══ Task input ══
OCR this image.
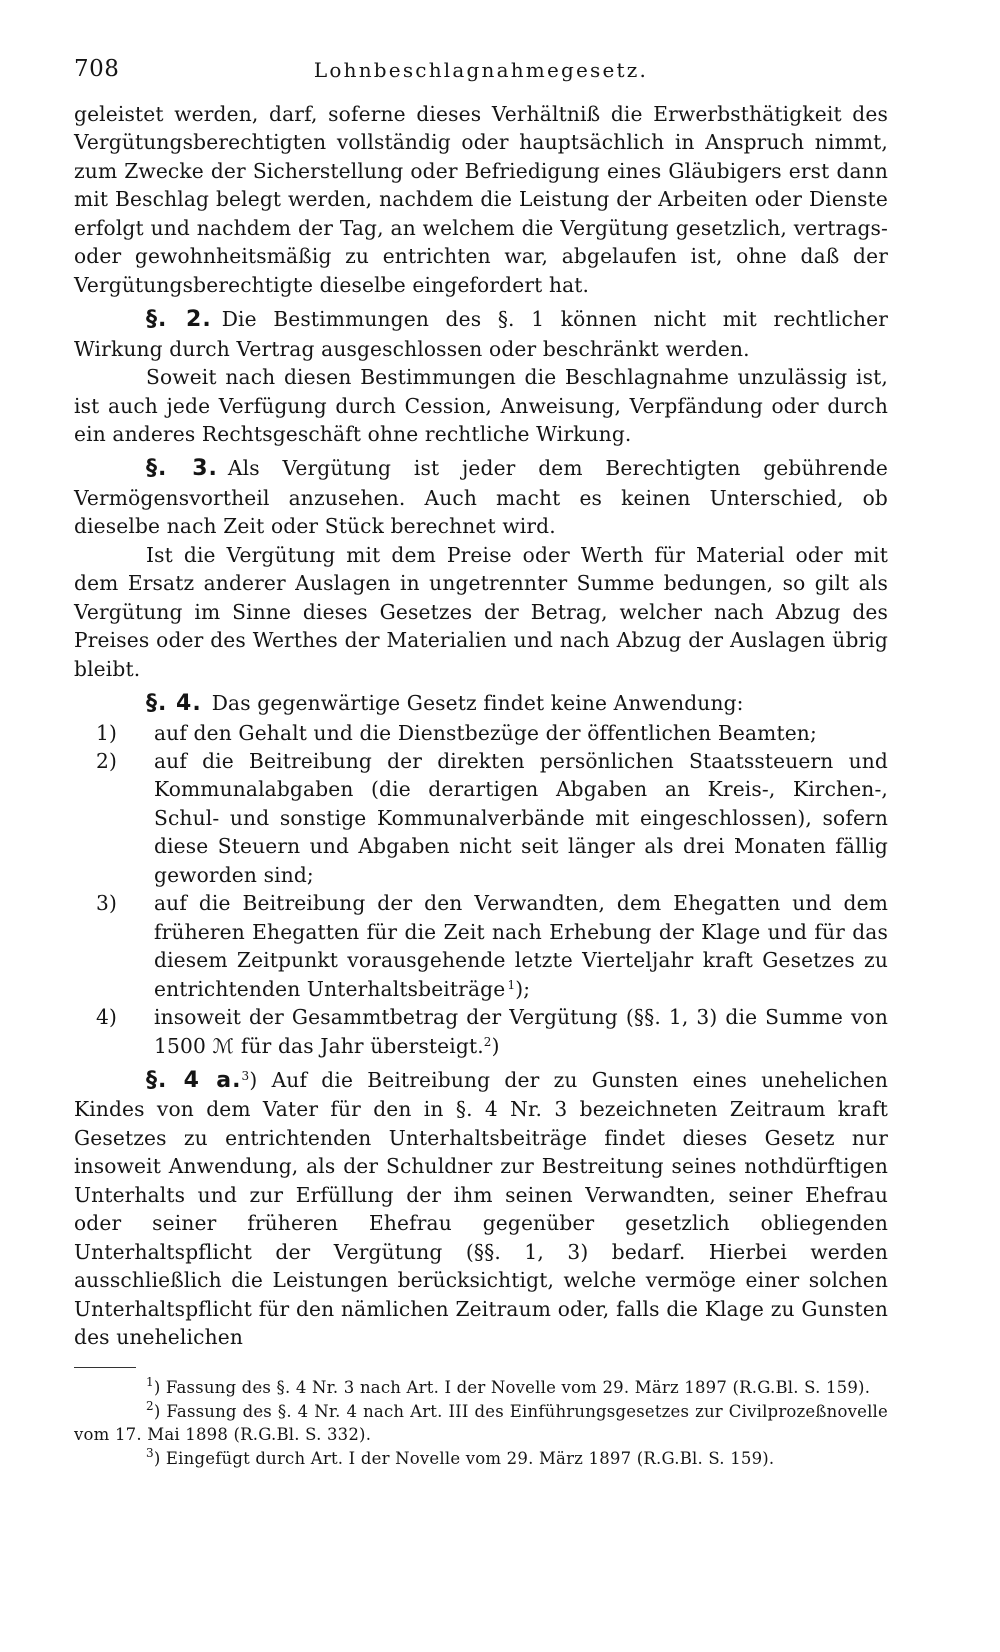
708	Lohnbeschlagnahmegesetz.

geleistet werden, darf, soferne dieses Verhältniß die Erwerbsthätigkeit des Vergütungsberechtigten vollständig oder hauptsächlich in Anspruch nimmt, zum Zwecke der Sicherstellung oder Befriedigung eines Gläubigers erst dann mit Beschlag belegt werden, nachdem die Leistung der Arbeiten oder Dienste erfolgt und nachdem der Tag, an welchem die Vergütung gesetzlich, vertrags- oder gewohnheitsmäßig zu entrichten war, abgelaufen ist, ohne daß der Vergütungsberechtigte dieselbe eingefordert hat.

§. 2. Die Bestimmungen des §. 1 können nicht mit rechtlicher Wirkung durch Vertrag ausgeschlossen oder beschränkt werden.

Soweit nach diesen Bestimmungen die Beschlagnahme unzulässig ist, ist auch jede Verfügung durch Cession, Anweisung, Verpfändung oder durch ein anderes Rechtsgeschäft ohne rechtliche Wirkung.

§. 3. Als Vergütung ist jeder dem Berechtigten gebührende Vermögensvortheil anzusehen. Auch macht es keinen Unterschied, ob dieselbe nach Zeit oder Stück berechnet wird.

Ist die Vergütung mit dem Preise oder Werth für Material oder mit dem Ersatz anderer Auslagen in ungetrennter Summe bedungen, so gilt als Vergütung im Sinne dieses Gesetzes der Betrag, welcher nach Abzug des Preises oder des Werthes der Materialien und nach Abzug der Auslagen übrig bleibt.

§. 4. Das gegenwärtige Gesetz findet keine Anwendung:

1)	auf den Gehalt und die Dienstbezüge der öffentlichen Beamten;
2)	auf die Beitreibung der direkten persönlichen Staatssteuern und Kommunalabgaben (die derartigen Abgaben an Kreis-, Kirchen-, Schul- und sonstige Kommunalverbände mit eingeschlossen), sofern diese Steuern und Abgaben nicht seit länger als drei Monaten fällig geworden sind;
3)	auf die Beitreibung der den Verwandten, dem Ehegatten und dem früheren Ehegatten für die Zeit nach Erhebung der Klage und für das diesem Zeitpunkt vorausgehende letzte Vierteljahr kraft Gesetzes zu entrichtenden Unterhaltsbeiträge  $^1$);
4)	insoweit der Gesammtbetrag der Vergütung (§§. 1, 3) die Summe von 1500 ℳ für das Jahr übersteigt.$^2$)

§. 4 a.$^3$) Auf die Beitreibung der zu Gunsten eines unehelichen Kindes von dem Vater für den in §. 4 Nr. 3 bezeichneten Zeitraum kraft Gesetzes zu entrichtenden Unterhaltsbeiträge findet dieses Gesetz nur insoweit Anwendung, als der Schuldner zur Bestreitung seines nothdürftigen Unterhalts und zur Erfüllung der ihm seinen Verwandten, seiner Ehefrau oder seiner früheren Ehefrau gegenüber gesetzlich obliegenden Unterhaltspflicht der Vergütung (§§. 1, 3) bedarf. Hierbei werden ausschließlich die Leistungen berücksichtigt, welche vermöge einer solchen Unterhaltspflicht für den nämlichen Zeitraum oder, falls die Klage zu Gunsten des unehelichen

$^1$) Fassung des §. 4 Nr. 3 nach Art. I der Novelle vom 29. März 1897 (R.G.Bl. S. 159).

$^2$) Fassung des §. 4 Nr. 4 nach Art. III des Einführungsgesetzes zur Civilprozeßnovelle vom 17. Mai 1898 (R.G.Bl. S. 332).

$^3$) Eingefügt durch Art. I der Novelle vom 29. März 1897 (R.G.Bl. S. 159).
═══
Work to do
Find the word "Fassung" in the entries, and copy every line it shows up in.

Solution
$^1$) Fassung des §. 4 Nr. 3 nach Art. I der Novelle vom 29. März 1897 (R.G.Bl. S. 159).
$^2$) Fassung des §. 4 Nr. 4 nach Art. III des Einführungsgesetzes zur Civilprozeßnovelle vom 17. Mai 1898 (R.G.Bl. S. 332).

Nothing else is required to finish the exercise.